CHALLENGE:
Locate every line in the records below that contains the string "suit" and reproduce each such line in full.

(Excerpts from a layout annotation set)
╔══

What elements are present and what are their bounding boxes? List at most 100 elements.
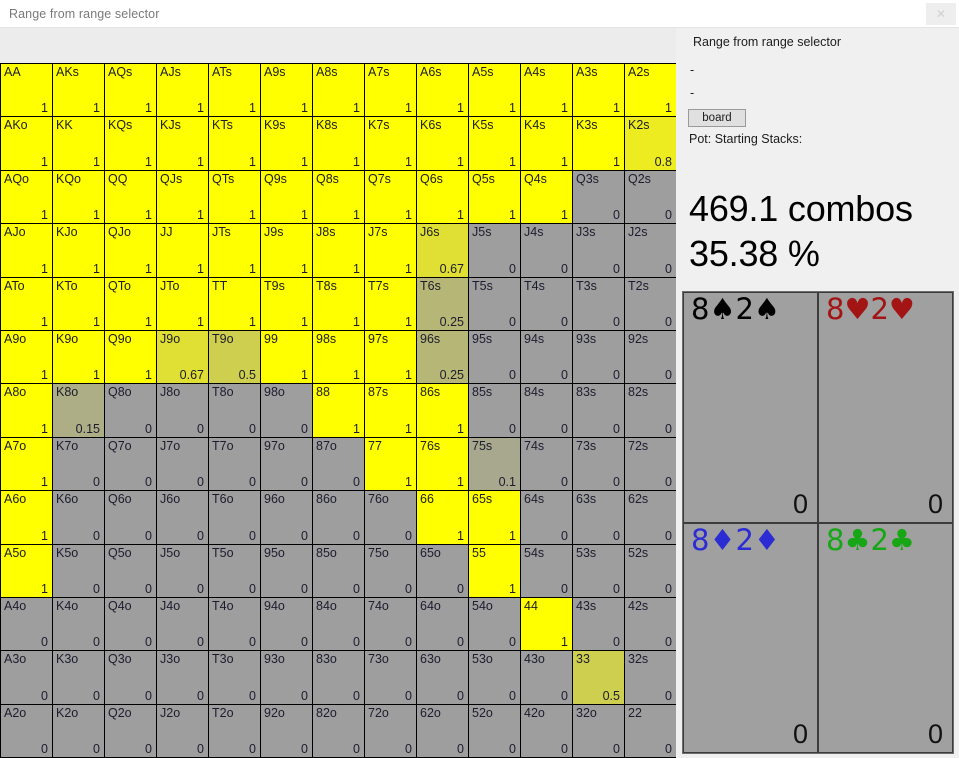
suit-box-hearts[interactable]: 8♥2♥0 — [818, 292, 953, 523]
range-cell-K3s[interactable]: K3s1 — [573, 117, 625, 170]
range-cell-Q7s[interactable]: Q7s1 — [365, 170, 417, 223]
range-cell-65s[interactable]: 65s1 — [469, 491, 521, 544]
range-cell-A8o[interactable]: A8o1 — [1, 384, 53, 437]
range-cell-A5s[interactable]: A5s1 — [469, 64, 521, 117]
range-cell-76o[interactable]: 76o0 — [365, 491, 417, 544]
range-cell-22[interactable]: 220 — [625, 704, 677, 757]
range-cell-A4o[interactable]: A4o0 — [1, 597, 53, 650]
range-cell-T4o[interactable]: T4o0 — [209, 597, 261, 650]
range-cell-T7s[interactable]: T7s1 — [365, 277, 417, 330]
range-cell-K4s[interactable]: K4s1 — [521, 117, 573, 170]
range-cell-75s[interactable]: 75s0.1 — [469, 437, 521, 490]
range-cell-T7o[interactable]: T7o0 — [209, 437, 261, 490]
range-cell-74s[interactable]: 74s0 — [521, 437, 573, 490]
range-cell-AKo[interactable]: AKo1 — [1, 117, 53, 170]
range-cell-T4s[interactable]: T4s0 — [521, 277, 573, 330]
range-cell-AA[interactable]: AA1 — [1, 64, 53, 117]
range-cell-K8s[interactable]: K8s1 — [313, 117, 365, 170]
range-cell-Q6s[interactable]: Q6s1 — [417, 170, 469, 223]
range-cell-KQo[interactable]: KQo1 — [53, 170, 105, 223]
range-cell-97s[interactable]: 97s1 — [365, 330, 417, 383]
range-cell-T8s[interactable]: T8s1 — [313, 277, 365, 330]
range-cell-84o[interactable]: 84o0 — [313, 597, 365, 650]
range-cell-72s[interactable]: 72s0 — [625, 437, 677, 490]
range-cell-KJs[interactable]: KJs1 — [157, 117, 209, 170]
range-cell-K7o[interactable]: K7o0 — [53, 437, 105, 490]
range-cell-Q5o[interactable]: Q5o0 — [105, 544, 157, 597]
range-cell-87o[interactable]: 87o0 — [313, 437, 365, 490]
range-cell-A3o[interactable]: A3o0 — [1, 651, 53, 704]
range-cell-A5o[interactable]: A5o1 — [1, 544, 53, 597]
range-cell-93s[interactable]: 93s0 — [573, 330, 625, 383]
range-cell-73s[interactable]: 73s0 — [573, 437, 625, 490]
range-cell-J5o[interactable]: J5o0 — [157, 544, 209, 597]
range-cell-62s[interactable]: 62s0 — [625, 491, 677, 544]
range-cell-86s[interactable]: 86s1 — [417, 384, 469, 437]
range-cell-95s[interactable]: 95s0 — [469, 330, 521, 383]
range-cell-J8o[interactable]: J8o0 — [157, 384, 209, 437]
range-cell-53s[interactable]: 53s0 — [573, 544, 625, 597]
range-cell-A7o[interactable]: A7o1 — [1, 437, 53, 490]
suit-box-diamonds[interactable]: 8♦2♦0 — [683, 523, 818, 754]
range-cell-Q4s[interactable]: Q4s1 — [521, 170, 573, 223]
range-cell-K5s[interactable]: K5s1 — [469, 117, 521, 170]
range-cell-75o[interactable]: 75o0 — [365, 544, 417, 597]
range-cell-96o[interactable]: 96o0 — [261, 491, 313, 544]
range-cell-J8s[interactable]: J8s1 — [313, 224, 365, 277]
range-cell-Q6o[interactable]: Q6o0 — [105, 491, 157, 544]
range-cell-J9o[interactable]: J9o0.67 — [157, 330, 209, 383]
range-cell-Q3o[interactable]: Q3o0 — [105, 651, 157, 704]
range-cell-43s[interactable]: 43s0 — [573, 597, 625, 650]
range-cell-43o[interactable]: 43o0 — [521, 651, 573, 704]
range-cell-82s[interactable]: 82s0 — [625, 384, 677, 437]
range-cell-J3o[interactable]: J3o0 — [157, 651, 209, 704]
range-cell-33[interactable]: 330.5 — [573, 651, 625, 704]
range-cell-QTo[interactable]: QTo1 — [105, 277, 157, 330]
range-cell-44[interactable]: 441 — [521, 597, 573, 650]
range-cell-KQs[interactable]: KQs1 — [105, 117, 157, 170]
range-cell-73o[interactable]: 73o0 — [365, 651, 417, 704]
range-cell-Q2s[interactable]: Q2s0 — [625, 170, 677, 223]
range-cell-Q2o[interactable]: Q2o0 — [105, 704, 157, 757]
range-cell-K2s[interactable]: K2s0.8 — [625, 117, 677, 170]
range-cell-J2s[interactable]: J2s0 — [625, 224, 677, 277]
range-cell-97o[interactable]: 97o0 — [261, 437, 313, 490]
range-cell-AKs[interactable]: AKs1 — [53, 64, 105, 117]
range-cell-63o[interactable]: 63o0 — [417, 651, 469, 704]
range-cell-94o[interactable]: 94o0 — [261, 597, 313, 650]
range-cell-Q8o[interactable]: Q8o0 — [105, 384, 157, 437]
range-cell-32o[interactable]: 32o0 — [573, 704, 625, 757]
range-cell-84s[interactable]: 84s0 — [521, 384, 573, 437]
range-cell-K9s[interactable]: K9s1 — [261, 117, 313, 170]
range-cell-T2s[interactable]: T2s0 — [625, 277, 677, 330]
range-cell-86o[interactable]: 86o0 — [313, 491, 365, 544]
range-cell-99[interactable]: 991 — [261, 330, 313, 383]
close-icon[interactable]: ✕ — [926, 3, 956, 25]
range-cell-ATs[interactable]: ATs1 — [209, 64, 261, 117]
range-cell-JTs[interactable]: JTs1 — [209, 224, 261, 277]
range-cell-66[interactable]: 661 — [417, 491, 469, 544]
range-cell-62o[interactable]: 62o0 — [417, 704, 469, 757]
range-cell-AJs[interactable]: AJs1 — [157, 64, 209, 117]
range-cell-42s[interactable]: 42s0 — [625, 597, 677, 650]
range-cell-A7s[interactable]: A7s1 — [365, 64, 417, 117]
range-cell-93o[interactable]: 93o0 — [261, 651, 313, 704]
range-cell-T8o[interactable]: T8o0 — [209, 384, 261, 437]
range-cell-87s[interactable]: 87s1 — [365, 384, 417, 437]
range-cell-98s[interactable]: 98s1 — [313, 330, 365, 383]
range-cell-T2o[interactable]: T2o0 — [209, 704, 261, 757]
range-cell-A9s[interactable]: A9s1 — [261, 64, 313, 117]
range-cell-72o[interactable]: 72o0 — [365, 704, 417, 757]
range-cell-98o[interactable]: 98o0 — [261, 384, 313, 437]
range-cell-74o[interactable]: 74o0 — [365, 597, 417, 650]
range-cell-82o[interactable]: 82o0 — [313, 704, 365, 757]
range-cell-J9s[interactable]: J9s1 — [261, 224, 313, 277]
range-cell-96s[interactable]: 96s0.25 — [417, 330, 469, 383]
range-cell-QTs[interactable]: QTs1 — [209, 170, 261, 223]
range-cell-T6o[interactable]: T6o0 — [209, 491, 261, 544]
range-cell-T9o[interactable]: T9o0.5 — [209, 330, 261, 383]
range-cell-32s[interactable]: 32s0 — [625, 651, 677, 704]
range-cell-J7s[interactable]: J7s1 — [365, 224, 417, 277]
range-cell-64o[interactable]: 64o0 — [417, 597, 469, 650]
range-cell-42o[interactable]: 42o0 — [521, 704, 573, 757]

╚══

RESPONSE TO THE EXERCISE:
suit-box-hearts[interactable]: 8♥2♥0 — [818, 292, 953, 523]
suit-box-diamonds[interactable]: 8♦2♦0 — [683, 523, 818, 754]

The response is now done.